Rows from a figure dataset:
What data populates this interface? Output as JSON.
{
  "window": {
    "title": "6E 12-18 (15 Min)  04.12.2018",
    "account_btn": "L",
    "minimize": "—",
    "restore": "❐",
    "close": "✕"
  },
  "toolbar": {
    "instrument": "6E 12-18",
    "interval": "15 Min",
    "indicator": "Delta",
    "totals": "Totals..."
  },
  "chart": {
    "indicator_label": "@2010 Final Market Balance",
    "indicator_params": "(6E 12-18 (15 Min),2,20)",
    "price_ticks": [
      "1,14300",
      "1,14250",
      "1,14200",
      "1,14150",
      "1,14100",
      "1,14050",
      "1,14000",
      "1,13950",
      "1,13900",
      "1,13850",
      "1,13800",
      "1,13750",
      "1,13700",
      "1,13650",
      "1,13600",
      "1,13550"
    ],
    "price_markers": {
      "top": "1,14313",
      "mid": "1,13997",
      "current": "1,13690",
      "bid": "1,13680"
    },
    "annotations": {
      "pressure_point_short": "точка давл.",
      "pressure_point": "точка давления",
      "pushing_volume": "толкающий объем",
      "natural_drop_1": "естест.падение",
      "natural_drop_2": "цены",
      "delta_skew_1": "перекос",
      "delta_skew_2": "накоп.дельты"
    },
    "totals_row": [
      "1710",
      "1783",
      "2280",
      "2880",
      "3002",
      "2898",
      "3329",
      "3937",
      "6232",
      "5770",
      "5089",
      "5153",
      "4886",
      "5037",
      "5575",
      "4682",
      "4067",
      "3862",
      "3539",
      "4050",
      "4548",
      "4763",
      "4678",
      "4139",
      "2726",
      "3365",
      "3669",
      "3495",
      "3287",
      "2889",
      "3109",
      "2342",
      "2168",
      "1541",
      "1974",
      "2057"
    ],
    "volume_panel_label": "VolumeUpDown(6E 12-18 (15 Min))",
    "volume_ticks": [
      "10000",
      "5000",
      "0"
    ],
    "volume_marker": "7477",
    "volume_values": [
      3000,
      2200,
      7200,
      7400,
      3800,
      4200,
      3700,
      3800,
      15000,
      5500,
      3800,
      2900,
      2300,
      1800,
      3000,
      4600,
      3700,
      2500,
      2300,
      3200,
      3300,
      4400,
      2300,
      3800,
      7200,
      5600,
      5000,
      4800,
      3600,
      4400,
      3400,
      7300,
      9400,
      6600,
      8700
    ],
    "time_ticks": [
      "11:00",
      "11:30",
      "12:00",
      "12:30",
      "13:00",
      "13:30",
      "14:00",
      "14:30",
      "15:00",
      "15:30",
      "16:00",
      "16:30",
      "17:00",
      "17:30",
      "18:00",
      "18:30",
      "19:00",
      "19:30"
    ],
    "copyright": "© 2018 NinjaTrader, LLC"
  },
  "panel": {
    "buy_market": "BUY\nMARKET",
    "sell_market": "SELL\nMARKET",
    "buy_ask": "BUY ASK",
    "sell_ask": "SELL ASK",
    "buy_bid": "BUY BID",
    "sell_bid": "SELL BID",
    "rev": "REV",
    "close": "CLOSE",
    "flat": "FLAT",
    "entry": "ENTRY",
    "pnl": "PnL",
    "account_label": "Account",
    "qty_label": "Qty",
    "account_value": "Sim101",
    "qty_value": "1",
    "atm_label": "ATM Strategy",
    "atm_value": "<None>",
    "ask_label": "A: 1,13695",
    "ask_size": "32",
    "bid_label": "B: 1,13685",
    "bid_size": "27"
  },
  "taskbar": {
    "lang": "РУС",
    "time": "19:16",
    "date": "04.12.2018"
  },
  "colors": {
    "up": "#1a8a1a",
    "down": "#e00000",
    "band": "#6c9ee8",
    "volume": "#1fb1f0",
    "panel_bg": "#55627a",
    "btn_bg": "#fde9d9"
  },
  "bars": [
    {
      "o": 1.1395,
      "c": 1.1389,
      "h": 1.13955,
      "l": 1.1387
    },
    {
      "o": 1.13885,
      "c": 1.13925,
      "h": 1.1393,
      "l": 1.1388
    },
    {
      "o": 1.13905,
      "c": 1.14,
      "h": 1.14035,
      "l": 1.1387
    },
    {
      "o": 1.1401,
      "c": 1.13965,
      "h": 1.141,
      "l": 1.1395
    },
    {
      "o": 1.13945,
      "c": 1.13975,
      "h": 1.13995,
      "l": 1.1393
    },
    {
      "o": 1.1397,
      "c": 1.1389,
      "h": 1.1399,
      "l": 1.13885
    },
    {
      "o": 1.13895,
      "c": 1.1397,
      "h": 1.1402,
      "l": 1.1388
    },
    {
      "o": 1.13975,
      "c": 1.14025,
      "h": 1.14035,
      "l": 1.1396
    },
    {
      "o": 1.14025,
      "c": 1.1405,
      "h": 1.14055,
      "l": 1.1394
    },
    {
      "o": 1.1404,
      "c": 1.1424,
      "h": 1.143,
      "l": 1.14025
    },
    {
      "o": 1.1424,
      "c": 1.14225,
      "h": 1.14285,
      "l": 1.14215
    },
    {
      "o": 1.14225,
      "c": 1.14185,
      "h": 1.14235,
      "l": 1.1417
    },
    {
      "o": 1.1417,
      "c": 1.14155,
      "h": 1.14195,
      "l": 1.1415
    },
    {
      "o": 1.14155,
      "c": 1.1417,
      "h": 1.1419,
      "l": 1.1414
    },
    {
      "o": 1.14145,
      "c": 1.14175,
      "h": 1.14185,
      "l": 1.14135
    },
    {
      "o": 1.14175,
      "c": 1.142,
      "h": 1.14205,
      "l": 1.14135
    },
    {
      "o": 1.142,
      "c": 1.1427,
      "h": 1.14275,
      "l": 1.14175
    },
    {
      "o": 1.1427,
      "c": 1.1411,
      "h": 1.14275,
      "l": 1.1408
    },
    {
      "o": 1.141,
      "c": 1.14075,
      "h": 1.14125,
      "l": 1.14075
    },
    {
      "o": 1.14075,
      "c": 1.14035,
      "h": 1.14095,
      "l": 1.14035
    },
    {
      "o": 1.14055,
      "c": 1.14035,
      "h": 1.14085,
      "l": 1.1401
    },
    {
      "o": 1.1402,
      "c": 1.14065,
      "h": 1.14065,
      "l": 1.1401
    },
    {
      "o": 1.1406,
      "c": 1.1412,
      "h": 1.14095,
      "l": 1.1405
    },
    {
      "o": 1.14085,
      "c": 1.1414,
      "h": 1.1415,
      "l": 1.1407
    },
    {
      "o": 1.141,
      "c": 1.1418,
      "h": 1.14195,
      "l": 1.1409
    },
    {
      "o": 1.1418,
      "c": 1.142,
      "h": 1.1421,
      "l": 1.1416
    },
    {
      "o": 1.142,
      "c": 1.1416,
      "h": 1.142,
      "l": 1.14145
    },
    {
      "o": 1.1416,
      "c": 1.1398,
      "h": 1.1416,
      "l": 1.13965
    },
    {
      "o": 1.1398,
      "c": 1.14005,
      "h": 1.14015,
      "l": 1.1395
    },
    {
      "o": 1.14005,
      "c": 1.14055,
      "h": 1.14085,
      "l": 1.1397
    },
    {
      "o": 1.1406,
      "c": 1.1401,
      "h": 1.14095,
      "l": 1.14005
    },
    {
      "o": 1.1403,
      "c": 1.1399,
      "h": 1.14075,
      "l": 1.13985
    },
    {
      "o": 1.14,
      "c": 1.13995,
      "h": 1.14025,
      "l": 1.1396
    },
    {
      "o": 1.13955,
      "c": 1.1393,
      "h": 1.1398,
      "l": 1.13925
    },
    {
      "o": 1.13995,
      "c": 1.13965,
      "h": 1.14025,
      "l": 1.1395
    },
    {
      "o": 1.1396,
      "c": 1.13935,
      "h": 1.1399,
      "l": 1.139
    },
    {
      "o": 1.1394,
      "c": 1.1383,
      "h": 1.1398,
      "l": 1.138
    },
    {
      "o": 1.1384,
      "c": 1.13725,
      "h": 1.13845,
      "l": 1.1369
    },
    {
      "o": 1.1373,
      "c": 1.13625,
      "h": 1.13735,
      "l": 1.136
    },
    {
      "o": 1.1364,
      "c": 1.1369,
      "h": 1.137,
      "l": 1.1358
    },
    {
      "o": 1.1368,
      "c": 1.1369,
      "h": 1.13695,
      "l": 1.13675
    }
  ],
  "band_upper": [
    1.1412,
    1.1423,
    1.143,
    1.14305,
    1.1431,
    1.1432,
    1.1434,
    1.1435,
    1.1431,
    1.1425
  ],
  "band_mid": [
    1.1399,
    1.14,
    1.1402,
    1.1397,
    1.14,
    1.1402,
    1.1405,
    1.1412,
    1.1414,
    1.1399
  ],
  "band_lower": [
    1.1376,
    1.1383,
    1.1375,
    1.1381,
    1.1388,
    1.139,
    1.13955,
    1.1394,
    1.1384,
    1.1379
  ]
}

## [YOUR TASK]
Collect each line above holding the string "nMARKET".

## [EXPECTED ANSWER]
    "buy_market": "BUY\nMARKET",
    "sell_market": "SELL\nMARKET",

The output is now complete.